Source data
════

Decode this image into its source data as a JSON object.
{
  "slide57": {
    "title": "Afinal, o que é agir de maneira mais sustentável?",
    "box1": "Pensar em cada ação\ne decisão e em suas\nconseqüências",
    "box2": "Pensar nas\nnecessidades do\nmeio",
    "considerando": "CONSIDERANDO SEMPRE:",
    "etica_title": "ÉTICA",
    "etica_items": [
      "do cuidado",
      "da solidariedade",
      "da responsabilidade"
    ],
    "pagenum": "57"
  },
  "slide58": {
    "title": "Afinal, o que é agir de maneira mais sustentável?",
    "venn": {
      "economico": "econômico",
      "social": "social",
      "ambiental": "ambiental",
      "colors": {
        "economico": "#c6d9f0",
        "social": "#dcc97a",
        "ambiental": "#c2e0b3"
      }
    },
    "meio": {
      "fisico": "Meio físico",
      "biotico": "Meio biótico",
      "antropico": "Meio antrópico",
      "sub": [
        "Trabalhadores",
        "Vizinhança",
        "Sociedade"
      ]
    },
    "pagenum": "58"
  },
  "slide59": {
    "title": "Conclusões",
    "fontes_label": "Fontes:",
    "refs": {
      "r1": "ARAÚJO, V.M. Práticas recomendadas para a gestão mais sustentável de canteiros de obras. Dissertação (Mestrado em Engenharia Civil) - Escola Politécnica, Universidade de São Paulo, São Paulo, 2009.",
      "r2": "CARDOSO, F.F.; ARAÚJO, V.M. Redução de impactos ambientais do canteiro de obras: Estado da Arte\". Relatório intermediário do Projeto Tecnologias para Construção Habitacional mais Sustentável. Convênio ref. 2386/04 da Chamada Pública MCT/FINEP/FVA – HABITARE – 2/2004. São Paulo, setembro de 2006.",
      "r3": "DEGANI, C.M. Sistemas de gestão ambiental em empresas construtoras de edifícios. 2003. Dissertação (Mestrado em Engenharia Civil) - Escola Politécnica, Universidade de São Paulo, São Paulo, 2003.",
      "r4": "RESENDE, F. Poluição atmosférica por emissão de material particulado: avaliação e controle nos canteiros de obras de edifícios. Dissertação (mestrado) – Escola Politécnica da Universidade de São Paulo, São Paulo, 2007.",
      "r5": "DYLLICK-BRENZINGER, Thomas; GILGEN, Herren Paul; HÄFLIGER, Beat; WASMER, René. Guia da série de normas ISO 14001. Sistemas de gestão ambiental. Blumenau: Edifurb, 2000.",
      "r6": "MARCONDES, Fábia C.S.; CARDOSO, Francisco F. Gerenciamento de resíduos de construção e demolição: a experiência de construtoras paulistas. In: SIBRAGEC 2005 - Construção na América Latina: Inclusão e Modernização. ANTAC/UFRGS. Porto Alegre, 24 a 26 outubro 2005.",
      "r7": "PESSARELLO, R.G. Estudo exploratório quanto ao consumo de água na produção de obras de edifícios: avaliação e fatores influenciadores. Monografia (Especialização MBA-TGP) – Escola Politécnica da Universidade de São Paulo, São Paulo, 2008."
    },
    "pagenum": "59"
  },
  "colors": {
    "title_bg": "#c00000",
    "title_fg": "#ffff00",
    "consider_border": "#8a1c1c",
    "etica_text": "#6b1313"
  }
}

════

• **Exercise description**
Find the word "economico" and list each line it appears in.

• **Solution to this exercise**
      "economico": "econômico",
        "economico": "#c6d9f0",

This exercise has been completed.